▶ _Prompt_
In the stretch of the listing from the line containing "y-axis-arrow-icon bbox=[118, 86, 142, 106]" through the line containing "x-axis-arrow-icon bbox=[1272, 928, 1292, 952]", swap "bar-value-label" for "data-label" and leave everything else unchanged. Give back only those lines.

▶ _Supplied records_
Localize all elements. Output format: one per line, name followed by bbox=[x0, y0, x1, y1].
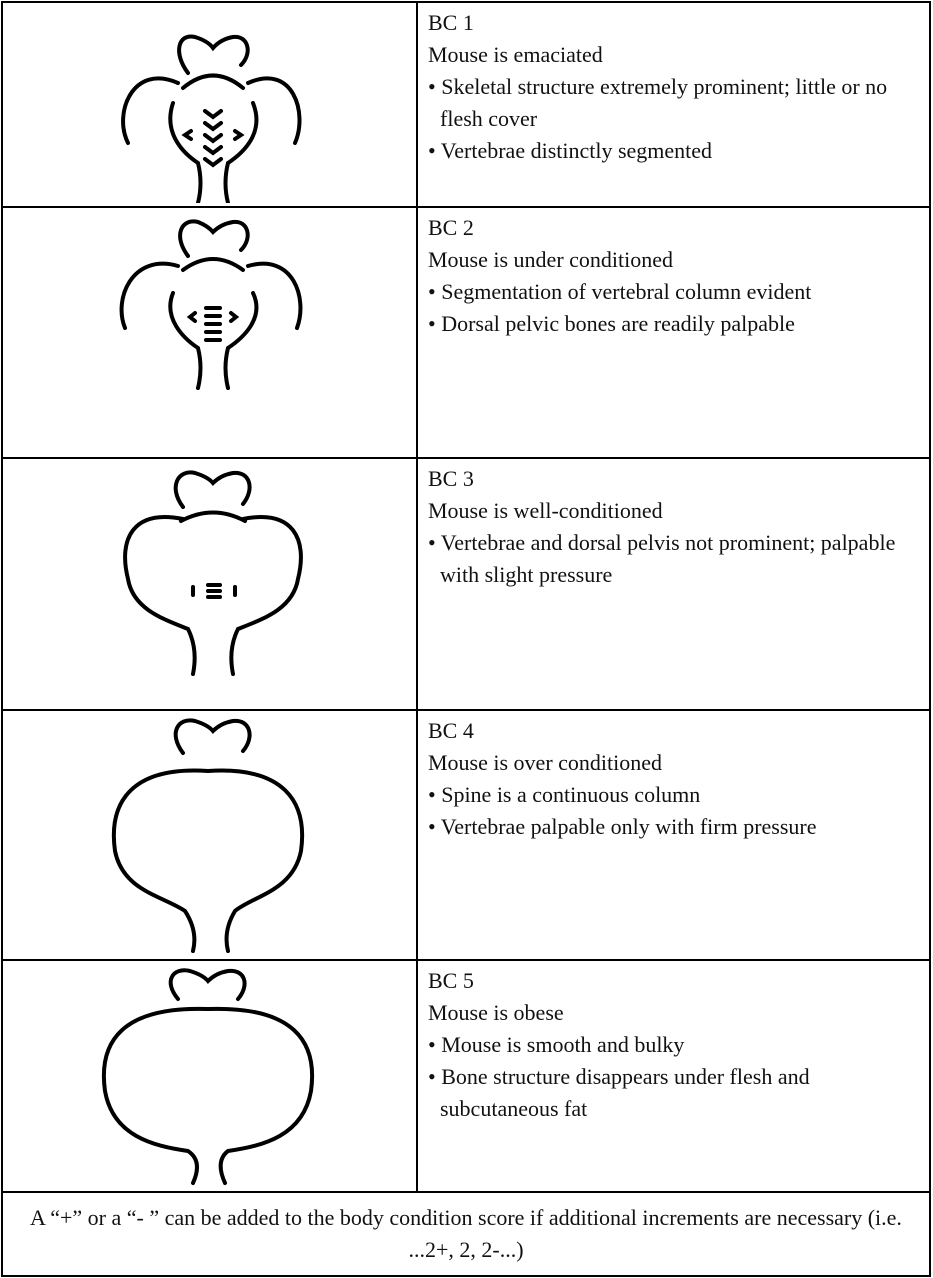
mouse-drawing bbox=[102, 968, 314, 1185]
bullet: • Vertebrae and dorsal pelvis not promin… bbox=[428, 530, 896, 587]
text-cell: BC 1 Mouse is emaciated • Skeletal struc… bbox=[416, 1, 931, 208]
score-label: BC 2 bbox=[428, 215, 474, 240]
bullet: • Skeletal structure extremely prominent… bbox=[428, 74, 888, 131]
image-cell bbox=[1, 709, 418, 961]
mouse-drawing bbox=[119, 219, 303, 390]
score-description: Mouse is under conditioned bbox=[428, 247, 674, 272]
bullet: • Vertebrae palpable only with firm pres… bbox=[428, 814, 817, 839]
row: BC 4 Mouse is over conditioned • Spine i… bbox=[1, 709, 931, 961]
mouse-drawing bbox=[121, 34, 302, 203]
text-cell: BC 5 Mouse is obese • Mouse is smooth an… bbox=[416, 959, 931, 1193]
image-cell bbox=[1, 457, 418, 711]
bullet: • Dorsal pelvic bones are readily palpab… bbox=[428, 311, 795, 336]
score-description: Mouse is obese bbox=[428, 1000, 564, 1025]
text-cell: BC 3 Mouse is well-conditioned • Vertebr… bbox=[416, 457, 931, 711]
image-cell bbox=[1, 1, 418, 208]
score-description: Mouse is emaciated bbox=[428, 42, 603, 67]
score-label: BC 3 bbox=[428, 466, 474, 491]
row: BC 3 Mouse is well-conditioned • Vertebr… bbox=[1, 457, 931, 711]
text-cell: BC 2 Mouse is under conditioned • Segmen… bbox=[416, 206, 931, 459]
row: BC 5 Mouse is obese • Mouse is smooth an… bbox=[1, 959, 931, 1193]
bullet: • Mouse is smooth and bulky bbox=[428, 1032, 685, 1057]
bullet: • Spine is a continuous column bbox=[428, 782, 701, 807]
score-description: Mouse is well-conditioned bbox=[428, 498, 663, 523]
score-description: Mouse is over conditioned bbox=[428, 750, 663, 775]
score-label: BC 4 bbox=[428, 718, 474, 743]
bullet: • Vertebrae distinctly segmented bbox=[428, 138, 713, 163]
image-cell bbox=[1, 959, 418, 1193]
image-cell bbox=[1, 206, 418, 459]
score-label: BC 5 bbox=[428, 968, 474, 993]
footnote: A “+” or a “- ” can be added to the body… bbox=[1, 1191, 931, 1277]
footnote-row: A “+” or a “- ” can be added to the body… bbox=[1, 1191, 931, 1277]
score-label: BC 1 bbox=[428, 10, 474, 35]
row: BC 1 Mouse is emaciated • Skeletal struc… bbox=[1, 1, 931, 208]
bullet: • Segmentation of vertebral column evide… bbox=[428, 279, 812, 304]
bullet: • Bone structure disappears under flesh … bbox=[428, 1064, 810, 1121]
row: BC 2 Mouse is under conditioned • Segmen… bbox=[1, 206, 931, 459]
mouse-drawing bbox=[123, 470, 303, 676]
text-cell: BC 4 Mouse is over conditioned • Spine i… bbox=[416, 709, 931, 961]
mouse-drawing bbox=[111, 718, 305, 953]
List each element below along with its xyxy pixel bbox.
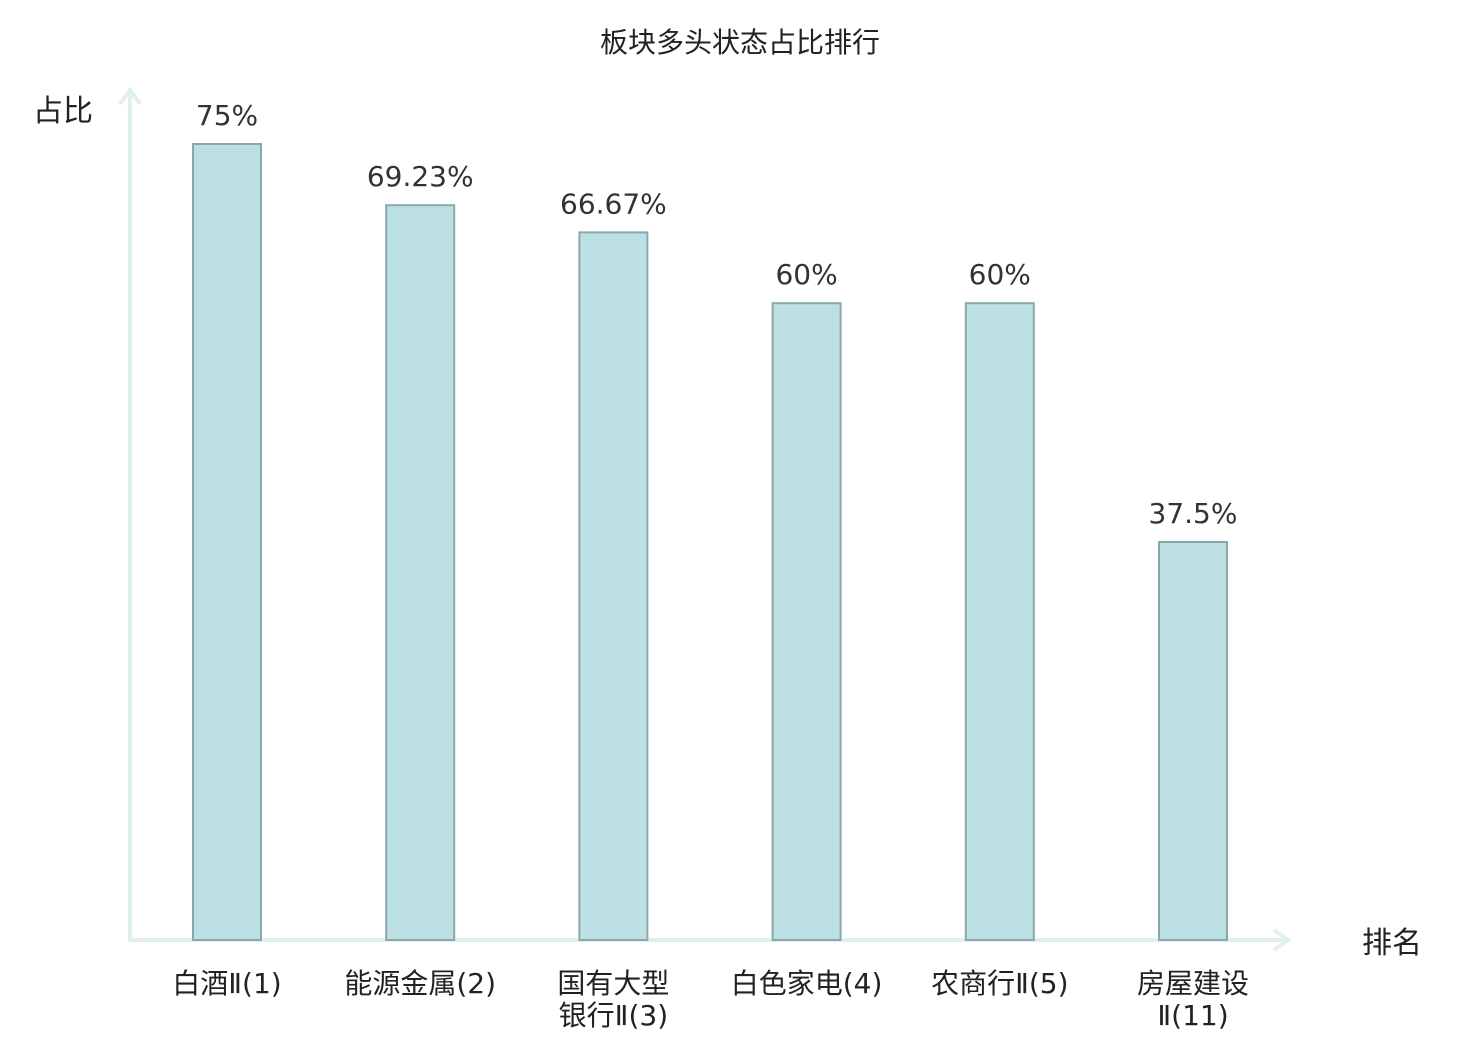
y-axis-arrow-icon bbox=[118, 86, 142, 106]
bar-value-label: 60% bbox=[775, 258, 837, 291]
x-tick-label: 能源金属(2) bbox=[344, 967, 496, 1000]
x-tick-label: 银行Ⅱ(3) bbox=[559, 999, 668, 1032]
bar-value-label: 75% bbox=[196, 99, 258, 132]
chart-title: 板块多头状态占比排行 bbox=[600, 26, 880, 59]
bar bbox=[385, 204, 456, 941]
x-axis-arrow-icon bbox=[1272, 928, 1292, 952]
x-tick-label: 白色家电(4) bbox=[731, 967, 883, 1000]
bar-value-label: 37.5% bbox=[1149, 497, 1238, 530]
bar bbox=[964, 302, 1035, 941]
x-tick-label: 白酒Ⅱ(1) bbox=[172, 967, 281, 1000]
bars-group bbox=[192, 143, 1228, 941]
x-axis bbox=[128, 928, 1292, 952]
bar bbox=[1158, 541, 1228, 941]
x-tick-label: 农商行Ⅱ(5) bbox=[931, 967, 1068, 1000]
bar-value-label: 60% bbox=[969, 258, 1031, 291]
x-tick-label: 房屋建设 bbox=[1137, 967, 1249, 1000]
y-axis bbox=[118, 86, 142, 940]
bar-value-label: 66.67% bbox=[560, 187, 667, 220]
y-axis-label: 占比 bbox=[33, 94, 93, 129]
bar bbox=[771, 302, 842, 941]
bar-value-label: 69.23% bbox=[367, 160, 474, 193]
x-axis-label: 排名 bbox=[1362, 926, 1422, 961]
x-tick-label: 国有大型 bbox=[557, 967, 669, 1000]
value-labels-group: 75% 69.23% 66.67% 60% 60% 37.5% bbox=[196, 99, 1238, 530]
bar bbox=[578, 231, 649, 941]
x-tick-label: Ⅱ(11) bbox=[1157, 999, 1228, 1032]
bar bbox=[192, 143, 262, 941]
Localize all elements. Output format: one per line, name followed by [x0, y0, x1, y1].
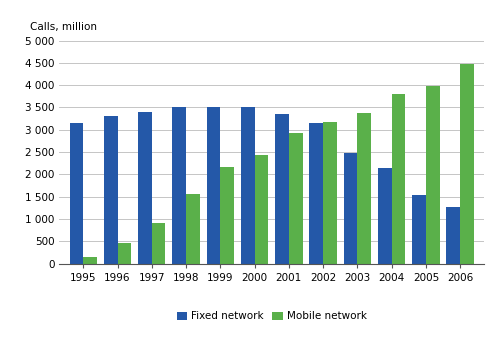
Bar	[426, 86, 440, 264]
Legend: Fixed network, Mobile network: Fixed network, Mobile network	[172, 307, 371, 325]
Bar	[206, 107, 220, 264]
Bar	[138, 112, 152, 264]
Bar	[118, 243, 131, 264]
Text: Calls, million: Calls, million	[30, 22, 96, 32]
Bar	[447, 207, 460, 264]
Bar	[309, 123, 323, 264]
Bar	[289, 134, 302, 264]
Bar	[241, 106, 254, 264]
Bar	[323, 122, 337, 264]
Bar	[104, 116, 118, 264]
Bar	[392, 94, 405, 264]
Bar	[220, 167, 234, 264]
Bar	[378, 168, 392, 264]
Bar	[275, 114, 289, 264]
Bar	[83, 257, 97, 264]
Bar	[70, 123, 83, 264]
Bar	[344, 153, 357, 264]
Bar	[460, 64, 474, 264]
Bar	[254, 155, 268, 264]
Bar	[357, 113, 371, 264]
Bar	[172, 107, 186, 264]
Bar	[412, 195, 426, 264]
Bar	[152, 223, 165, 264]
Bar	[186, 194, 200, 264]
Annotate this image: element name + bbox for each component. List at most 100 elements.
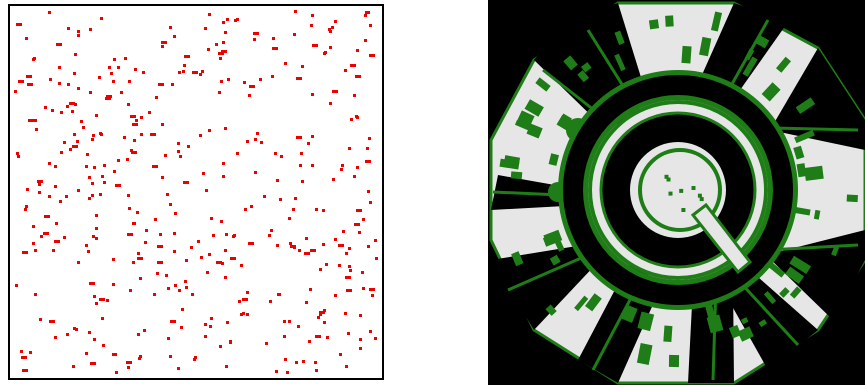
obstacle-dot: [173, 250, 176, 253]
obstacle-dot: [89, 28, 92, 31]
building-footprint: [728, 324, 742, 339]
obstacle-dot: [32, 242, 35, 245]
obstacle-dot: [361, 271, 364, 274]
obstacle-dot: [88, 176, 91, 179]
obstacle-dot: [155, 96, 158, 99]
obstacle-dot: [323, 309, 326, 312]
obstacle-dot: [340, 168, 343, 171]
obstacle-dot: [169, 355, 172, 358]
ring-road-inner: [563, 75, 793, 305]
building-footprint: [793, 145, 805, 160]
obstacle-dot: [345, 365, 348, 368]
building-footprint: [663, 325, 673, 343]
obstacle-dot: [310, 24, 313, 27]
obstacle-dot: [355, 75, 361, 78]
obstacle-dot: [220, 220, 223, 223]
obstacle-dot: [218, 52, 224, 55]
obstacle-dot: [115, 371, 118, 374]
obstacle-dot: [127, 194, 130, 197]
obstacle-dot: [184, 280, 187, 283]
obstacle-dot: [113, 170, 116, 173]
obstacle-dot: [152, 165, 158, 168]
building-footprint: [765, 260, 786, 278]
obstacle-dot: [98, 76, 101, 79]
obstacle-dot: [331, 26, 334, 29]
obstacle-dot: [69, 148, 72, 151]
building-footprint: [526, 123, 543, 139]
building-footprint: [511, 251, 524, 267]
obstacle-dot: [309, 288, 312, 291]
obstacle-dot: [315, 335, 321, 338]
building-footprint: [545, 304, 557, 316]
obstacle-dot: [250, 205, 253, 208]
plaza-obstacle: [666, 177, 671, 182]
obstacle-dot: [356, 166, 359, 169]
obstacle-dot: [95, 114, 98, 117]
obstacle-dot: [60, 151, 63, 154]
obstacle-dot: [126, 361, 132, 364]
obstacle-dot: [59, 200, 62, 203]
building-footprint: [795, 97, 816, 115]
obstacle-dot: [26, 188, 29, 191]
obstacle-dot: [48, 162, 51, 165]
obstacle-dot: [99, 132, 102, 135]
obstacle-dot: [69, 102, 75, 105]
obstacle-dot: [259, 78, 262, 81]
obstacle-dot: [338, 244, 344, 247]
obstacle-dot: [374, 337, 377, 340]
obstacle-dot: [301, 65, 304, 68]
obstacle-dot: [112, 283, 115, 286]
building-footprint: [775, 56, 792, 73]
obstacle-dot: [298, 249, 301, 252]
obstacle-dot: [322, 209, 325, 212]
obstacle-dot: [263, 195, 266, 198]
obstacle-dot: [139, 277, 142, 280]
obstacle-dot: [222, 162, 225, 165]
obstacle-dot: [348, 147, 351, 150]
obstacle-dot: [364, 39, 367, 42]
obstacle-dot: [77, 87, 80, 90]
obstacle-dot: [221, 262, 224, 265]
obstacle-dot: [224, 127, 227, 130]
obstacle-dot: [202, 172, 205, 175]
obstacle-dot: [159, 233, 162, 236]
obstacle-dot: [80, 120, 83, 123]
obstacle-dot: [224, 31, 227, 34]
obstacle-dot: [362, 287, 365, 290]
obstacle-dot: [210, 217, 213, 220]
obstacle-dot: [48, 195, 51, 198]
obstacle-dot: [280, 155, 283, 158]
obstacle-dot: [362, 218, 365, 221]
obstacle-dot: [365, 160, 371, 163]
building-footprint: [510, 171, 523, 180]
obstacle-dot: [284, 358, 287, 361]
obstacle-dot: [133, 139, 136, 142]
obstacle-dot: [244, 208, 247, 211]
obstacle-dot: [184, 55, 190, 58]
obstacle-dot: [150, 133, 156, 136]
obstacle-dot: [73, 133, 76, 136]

▶ _Complete response_
y-axis-arrow-icon bbox=[118, 86, 142, 106]
data-label: 60% bbox=[775, 258, 837, 291]
x-tick-label: 能源金属(2) bbox=[344, 967, 496, 1000]
x-tick-label: 银行Ⅱ(3) bbox=[559, 999, 668, 1032]
data-label: 75% bbox=[196, 99, 258, 132]
chart-title: 板块多头状态占比排行 bbox=[600, 26, 880, 59]
bar bbox=[385, 204, 456, 941]
x-axis-arrow-icon bbox=[1272, 928, 1292, 952]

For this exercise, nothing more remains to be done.